▶ **Do this**
Repeat each entry exactly and drop the pictures.

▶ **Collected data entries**
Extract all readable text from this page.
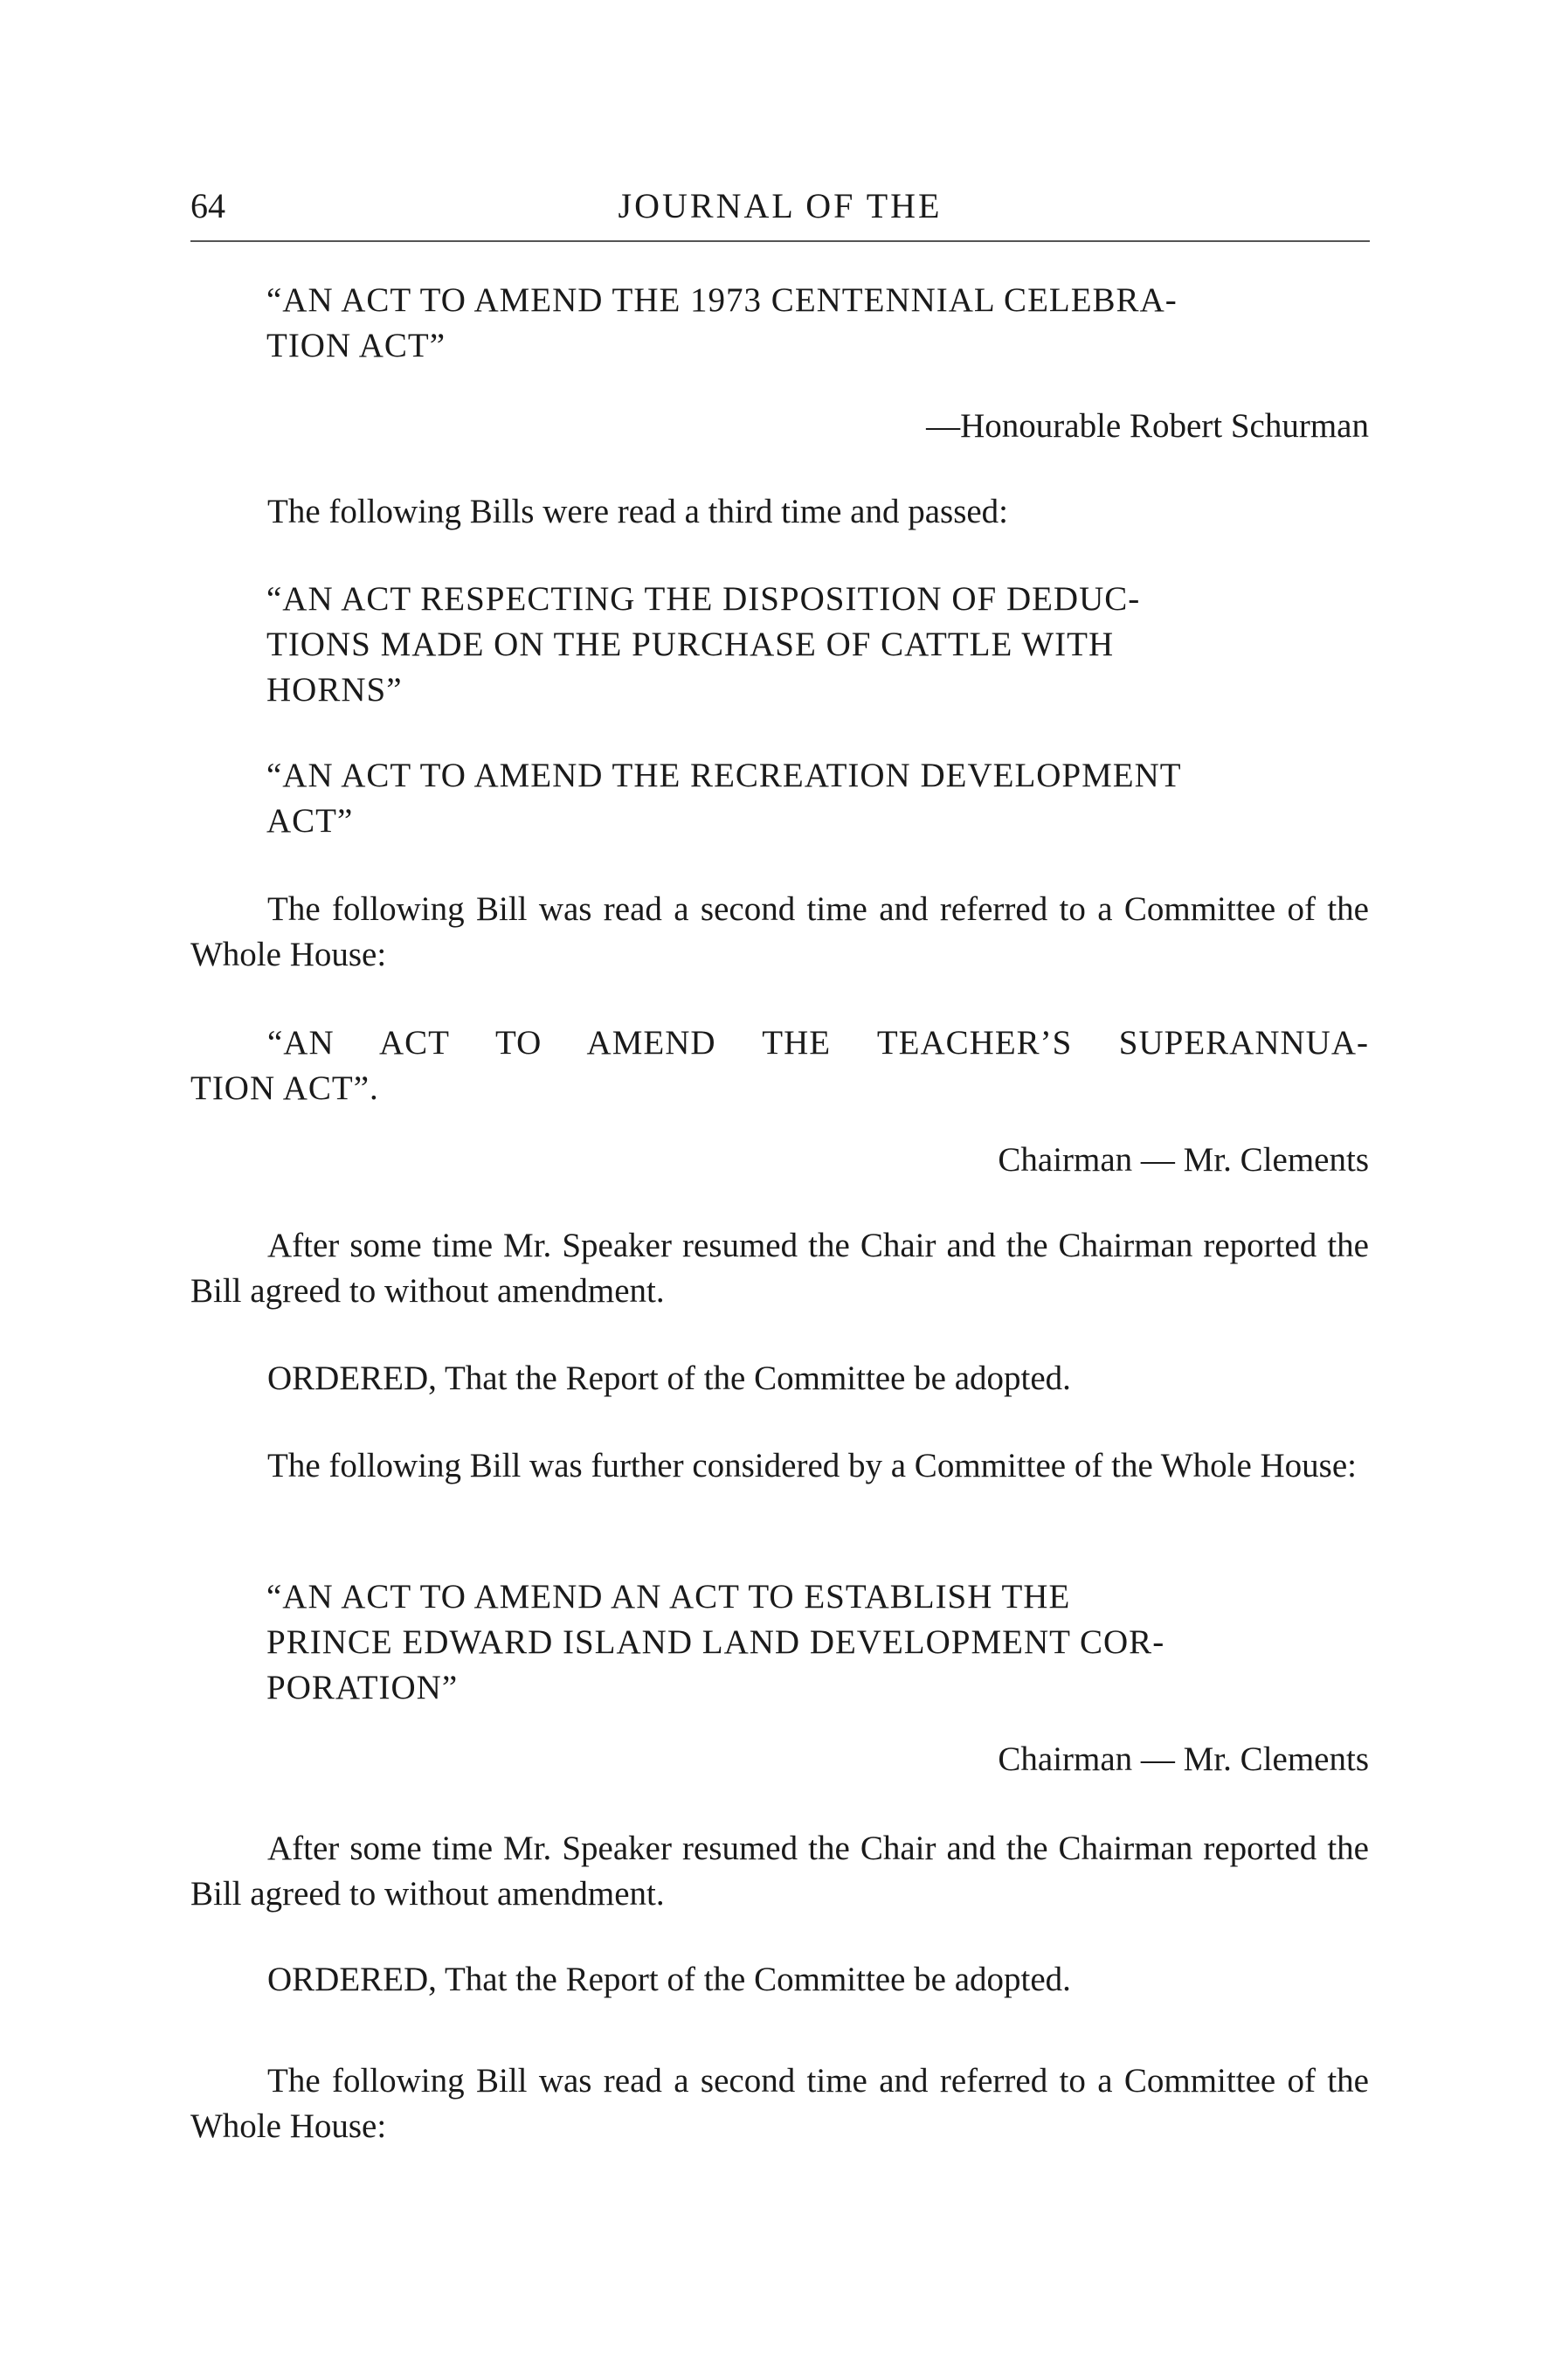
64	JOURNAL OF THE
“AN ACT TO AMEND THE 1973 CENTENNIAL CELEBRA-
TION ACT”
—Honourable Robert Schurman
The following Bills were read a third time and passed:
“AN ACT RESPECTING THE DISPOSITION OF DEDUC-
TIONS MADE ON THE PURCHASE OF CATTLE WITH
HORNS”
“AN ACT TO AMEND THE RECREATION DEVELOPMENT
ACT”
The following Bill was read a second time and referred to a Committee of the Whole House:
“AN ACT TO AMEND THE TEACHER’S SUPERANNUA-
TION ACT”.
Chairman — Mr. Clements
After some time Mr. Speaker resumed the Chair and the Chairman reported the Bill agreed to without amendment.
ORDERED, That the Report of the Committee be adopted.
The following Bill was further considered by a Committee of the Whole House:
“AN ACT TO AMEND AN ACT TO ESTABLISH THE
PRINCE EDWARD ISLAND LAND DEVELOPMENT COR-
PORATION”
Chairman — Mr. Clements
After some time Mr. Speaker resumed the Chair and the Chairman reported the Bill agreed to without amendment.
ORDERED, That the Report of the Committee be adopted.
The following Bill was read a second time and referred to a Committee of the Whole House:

▶ **Answer below**
Extract all readable text from this page.
64	JOURNAL OF THE
“AN ACT TO AMEND THE 1973 CENTENNIAL CELEBRA-
TION ACT”
—Honourable Robert Schurman
The following Bills were read a third time and passed:
“AN ACT RESPECTING THE DISPOSITION OF DEDUC-
TIONS MADE ON THE PURCHASE OF CATTLE WITH
HORNS”
“AN ACT TO AMEND THE RECREATION DEVELOPMENT
ACT”
The following Bill was read a second time and referred to a Committee of the Whole House:
“AN ACT TO AMEND THE TEACHER’S SUPERANNUA-
TION ACT”.
Chairman — Mr. Clements
After some time Mr. Speaker resumed the Chair and the Chairman reported the Bill agreed to without amendment.
ORDERED, That the Report of the Committee be adopted.
The following Bill was further considered by a Committee of the Whole House:
“AN ACT TO AMEND AN ACT TO ESTABLISH THE
PRINCE EDWARD ISLAND LAND DEVELOPMENT COR-
PORATION”
Chairman — Mr. Clements
After some time Mr. Speaker resumed the Chair and the Chairman reported the Bill agreed to without amendment.
ORDERED, That the Report of the Committee be adopted.
The following Bill was read a second time and referred to a Committee of the Whole House:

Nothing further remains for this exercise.